What is needed ::
Write out the material again word for word, dropping any images it holds.

——

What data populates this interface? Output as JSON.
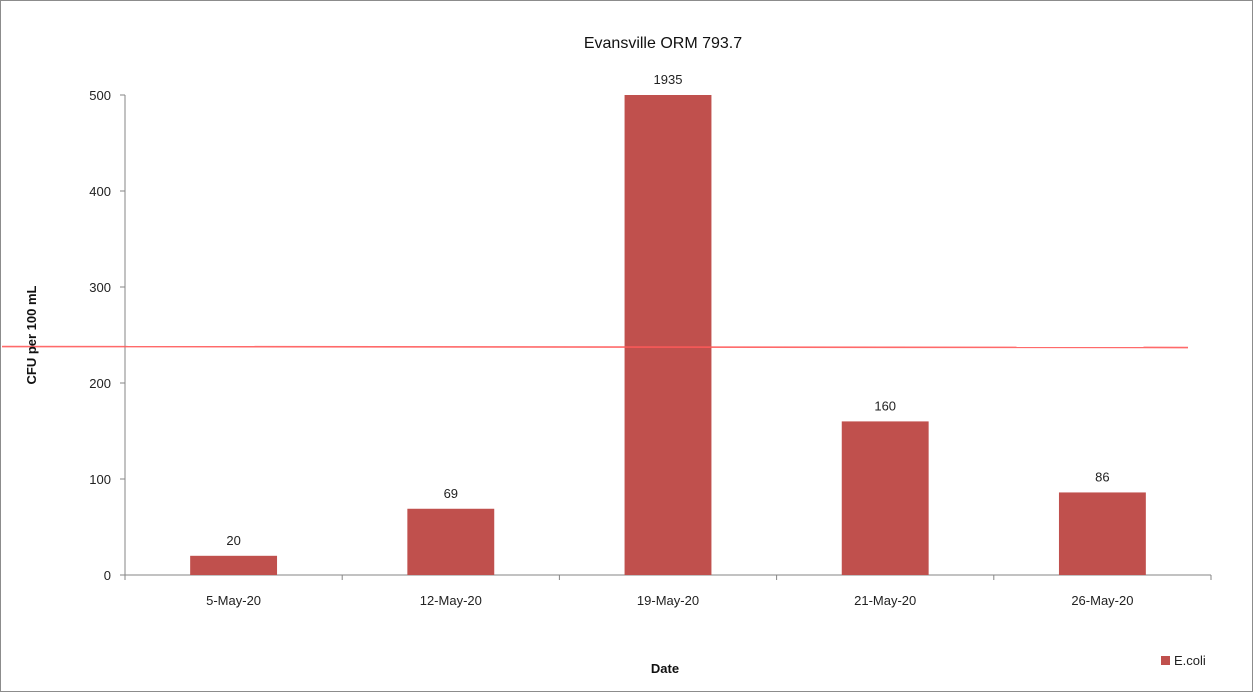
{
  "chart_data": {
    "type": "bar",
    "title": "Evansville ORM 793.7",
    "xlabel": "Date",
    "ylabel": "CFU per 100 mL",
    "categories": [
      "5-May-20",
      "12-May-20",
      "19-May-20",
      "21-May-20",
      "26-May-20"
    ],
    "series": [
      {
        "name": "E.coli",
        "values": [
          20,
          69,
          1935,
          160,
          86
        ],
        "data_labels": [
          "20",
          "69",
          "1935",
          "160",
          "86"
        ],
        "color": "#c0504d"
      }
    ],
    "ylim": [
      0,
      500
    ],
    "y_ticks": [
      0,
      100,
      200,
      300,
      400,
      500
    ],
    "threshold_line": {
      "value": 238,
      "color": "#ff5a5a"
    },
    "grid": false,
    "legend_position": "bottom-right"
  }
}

——

Solution to this problem ::
What data populates this interface? Output as JSON.
{
  "chart_data": {
    "type": "bar",
    "title": "Evansville ORM 793.7",
    "xlabel": "Date",
    "ylabel": "CFU per 100 mL",
    "categories": [
      "5-May-20",
      "12-May-20",
      "19-May-20",
      "21-May-20",
      "26-May-20"
    ],
    "series": [
      {
        "name": "E.coli",
        "values": [
          20,
          69,
          1935,
          160,
          86
        ],
        "data_labels": [
          "20",
          "69",
          "1935",
          "160",
          "86"
        ],
        "color": "#c0504d"
      }
    ],
    "ylim": [
      0,
      500
    ],
    "y_ticks": [
      0,
      100,
      200,
      300,
      400,
      500
    ],
    "threshold_line": {
      "value": 238,
      "color": "#ff5a5a"
    },
    "grid": false,
    "legend_position": "bottom-right"
  }
}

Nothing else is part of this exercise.